> WRITTEN TASK: Your task is to restate the data word for word.

====

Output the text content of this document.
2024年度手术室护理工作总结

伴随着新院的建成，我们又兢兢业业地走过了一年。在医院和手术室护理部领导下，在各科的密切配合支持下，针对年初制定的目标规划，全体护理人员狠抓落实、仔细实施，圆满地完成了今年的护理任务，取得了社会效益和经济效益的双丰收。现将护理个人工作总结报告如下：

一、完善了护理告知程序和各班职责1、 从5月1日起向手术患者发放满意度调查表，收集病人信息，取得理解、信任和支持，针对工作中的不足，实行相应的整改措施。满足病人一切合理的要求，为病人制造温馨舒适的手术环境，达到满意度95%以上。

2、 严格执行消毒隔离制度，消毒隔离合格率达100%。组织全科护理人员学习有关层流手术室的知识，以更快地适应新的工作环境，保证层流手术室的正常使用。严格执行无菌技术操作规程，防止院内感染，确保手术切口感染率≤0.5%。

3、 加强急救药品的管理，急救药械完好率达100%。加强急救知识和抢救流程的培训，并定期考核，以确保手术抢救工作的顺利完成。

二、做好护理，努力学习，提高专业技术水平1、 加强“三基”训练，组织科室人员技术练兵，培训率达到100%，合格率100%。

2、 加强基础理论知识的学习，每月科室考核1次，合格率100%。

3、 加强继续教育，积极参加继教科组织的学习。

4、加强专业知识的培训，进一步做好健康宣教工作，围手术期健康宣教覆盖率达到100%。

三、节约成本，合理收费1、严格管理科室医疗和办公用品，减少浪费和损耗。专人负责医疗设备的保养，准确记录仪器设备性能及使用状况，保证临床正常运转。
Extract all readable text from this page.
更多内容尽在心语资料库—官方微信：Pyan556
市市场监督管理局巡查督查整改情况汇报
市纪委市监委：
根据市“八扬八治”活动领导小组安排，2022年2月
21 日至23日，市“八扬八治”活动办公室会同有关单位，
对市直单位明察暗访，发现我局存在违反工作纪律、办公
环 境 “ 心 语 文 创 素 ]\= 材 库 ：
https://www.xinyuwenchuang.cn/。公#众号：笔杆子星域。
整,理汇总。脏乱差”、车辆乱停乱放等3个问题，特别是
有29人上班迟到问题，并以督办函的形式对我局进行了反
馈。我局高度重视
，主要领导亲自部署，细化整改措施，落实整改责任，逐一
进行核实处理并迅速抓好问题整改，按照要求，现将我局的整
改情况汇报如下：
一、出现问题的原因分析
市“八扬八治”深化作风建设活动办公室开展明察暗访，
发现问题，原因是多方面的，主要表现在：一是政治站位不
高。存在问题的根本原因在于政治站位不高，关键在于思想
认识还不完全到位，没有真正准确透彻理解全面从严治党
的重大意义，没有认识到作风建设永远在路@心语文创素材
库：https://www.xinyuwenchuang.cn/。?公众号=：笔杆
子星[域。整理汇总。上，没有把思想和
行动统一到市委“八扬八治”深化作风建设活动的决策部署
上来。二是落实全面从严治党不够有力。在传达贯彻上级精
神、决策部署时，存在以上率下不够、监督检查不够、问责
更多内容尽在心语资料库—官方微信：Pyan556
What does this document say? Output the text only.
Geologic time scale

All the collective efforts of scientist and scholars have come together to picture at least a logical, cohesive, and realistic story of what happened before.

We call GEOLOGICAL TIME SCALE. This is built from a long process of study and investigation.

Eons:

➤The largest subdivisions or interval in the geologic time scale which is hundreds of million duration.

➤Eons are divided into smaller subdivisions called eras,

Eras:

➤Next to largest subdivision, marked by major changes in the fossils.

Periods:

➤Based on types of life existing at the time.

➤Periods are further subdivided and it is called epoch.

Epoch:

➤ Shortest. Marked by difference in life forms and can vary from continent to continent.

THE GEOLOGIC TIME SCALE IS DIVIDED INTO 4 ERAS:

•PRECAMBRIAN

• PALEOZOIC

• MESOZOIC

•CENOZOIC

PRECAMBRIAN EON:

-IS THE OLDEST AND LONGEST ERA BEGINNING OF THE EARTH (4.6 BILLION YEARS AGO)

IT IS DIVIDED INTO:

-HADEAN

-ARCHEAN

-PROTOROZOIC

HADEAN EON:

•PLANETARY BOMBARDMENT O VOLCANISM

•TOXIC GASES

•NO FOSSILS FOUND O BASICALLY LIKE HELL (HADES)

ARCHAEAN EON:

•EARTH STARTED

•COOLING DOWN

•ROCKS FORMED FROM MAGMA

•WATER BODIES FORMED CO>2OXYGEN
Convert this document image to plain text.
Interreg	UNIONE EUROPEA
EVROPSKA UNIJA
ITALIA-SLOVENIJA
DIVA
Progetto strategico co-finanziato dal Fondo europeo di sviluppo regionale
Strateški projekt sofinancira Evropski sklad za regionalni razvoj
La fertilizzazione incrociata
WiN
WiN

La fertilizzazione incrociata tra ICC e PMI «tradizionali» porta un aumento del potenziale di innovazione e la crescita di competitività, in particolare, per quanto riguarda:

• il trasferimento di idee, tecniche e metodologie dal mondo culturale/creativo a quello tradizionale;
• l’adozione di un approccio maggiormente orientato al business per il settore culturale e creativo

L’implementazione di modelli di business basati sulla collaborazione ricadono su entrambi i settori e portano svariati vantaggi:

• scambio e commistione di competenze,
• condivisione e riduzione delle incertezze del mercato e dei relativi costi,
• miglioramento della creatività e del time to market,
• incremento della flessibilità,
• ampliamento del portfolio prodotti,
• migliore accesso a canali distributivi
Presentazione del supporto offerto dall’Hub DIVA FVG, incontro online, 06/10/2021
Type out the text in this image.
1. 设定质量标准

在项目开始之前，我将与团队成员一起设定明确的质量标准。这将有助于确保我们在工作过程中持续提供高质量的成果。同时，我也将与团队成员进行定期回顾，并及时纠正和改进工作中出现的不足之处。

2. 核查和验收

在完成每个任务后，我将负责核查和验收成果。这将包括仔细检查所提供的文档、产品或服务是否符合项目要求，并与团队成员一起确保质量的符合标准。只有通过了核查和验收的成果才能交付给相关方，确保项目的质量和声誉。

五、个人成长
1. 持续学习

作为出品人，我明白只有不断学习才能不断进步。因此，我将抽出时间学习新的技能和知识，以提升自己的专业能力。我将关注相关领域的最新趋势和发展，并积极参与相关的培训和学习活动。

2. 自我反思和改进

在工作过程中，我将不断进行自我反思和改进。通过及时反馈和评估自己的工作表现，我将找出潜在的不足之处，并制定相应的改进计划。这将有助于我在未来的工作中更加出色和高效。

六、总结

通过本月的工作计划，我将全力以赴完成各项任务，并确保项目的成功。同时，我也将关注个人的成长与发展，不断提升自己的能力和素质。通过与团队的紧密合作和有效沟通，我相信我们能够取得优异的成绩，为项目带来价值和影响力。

====

> WRITTEN RESPONSE:
Output the text content of this document.
2024年度手术室护理工作总结

伴随着新院的建成，我们又兢兢业业地走过了一年。在医院和手术室护理部领导下，在各科的密切配合支持下，针对年初制定的目标规划，全体护理人员狠抓落实、仔细实施，圆满地完成了今年的护理任务，取得了社会效益和经济效益的双丰收。现将护理个人工作总结报告如下：

一、完善了护理告知程序和各班职责1、 从5月1日起向手术患者发放满意度调查表，收集病人信息，取得理解、信任和支持，针对工作中的不足，实行相应的整改措施。满足病人一切合理的要求，为病人制造温馨舒适的手术环境，达到满意度95%以上。

2、 严格执行消毒隔离制度，消毒隔离合格率达100%。组织全科护理人员学习有关层流手术室的知识，以更快地适应新的工作环境，保证层流手术室的正常使用。严格执行无菌技术操作规程，防止院内感染，确保手术切口感染率≤0.5%。

3、 加强急救药品的管理，急救药械完好率达100%。加强急救知识和抢救流程的培训，并定期考核，以确保手术抢救工作的顺利完成。

二、做好护理，努力学习，提高专业技术水平1、 加强“三基”训练，组织科室人员技术练兵，培训率达到100%，合格率100%。

2、 加强基础理论知识的学习，每月科室考核1次，合格率100%。

3、 加强继续教育，积极参加继教科组织的学习。

4、加强专业知识的培训，进一步做好健康宣教工作，围手术期健康宣教覆盖率达到100%。

三、节约成本，合理收费1、严格管理科室医疗和办公用品，减少浪费和损耗。专人负责医疗设备的保养，准确记录仪器设备性能及使用状况，保证临床正常运转。
Extract all readable text from this page.
更多内容尽在心语资料库—官方微信：Pyan556
市市场监督管理局巡查督查整改情况汇报
市纪委市监委：
根据市“八扬八治”活动领导小组安排，2022年2月
21 日至23日，市“八扬八治”活动办公室会同有关单位，
对市直单位明察暗访，发现我局存在违反工作纪律、办公
环 境 “ 心 语 文 创 素 ]\= 材 库 ：
https://www.xinyuwenchuang.cn/。公#众号：笔杆子星域。
整,理汇总。脏乱差”、车辆乱停乱放等3个问题，特别是
有29人上班迟到问题，并以督办函的形式对我局进行了反
馈。我局高度重视
，主要领导亲自部署，细化整改措施，落实整改责任，逐一
进行核实处理并迅速抓好问题整改，按照要求，现将我局的整
改情况汇报如下：
一、出现问题的原因分析
市“八扬八治”深化作风建设活动办公室开展明察暗访，
发现问题，原因是多方面的，主要表现在：一是政治站位不
高。存在问题的根本原因在于政治站位不高，关键在于思想
认识还不完全到位，没有真正准确透彻理解全面从严治党
的重大意义，没有认识到作风建设永远在路@心语文创素材
库：https://www.xinyuwenchuang.cn/。?公众号=：笔杆
子星[域。整理汇总。上，没有把思想和
行动统一到市委“八扬八治”深化作风建设活动的决策部署
上来。二是落实全面从严治党不够有力。在传达贯彻上级精
神、决策部署时，存在以上率下不够、监督检查不够、问责
更多内容尽在心语资料库—官方微信：Pyan556
What does this document say? Output the text only.
Geologic time scale

All the collective efforts of scientist and scholars have come together to picture at least a logical, cohesive, and realistic story of what happened before.

We call GEOLOGICAL TIME SCALE. This is built from a long process of study and investigation.

Eons:

➤The largest subdivisions or interval in the geologic time scale which is hundreds of million duration.

➤Eons are divided into smaller subdivisions called eras,

Eras:

➤Next to largest subdivision, marked by major changes in the fossils.

Periods:

➤Based on types of life existing at the time.

➤Periods are further subdivided and it is called epoch.

Epoch:

➤ Shortest. Marked by difference in life forms and can vary from continent to continent.

THE GEOLOGIC TIME SCALE IS DIVIDED INTO 4 ERAS:

•PRECAMBRIAN

• PALEOZOIC

• MESOZOIC

•CENOZOIC

PRECAMBRIAN EON:

-IS THE OLDEST AND LONGEST ERA BEGINNING OF THE EARTH (4.6 BILLION YEARS AGO)

IT IS DIVIDED INTO:

-HADEAN

-ARCHEAN

-PROTOROZOIC

HADEAN EON:

•PLANETARY BOMBARDMENT O VOLCANISM

•TOXIC GASES

•NO FOSSILS FOUND O BASICALLY LIKE HELL (HADES)

ARCHAEAN EON:

•EARTH STARTED

•COOLING DOWN

•ROCKS FORMED FROM MAGMA

•WATER BODIES FORMED CO>2OXYGEN
Convert this document image to plain text.
Interreg	UNIONE EUROPEA
EVROPSKA UNIJA
ITALIA-SLOVENIJA
DIVA
Progetto strategico co-finanziato dal Fondo europeo di sviluppo regionale
Strateški projekt sofinancira Evropski sklad za regionalni razvoj
La fertilizzazione incrociata
WiN
WiN

La fertilizzazione incrociata tra ICC e PMI «tradizionali» porta un aumento del potenziale di innovazione e la crescita di competitività, in particolare, per quanto riguarda:

• il trasferimento di idee, tecniche e metodologie dal mondo culturale/creativo a quello tradizionale;
• l’adozione di un approccio maggiormente orientato al business per il settore culturale e creativo

L’implementazione di modelli di business basati sulla collaborazione ricadono su entrambi i settori e portano svariati vantaggi:

• scambio e commistione di competenze,
• condivisione e riduzione delle incertezze del mercato e dei relativi costi,
• miglioramento della creatività e del time to market,
• incremento della flessibilità,
• ampliamento del portfolio prodotti,
• migliore accesso a canali distributivi
Presentazione del supporto offerto dall’Hub DIVA FVG, incontro online, 06/10/2021
Type out the text in this image.
1. 设定质量标准

在项目开始之前，我将与团队成员一起设定明确的质量标准。这将有助于确保我们在工作过程中持续提供高质量的成果。同时，我也将与团队成员进行定期回顾，并及时纠正和改进工作中出现的不足之处。

2. 核查和验收

在完成每个任务后，我将负责核查和验收成果。这将包括仔细检查所提供的文档、产品或服务是否符合项目要求，并与团队成员一起确保质量的符合标准。只有通过了核查和验收的成果才能交付给相关方，确保项目的质量和声誉。

五、个人成长
1. 持续学习

作为出品人，我明白只有不断学习才能不断进步。因此，我将抽出时间学习新的技能和知识，以提升自己的专业能力。我将关注相关领域的最新趋势和发展，并积极参与相关的培训和学习活动。

2. 自我反思和改进

在工作过程中，我将不断进行自我反思和改进。通过及时反馈和评估自己的工作表现，我将找出潜在的不足之处，并制定相应的改进计划。这将有助于我在未来的工作中更加出色和高效。

六、总结

通过本月的工作计划，我将全力以赴完成各项任务，并确保项目的成功。同时，我也将关注个人的成长与发展，不断提升自己的能力和素质。通过与团队的紧密合作和有效沟通，我相信我们能够取得优异的成绩，为项目带来价值和影响力。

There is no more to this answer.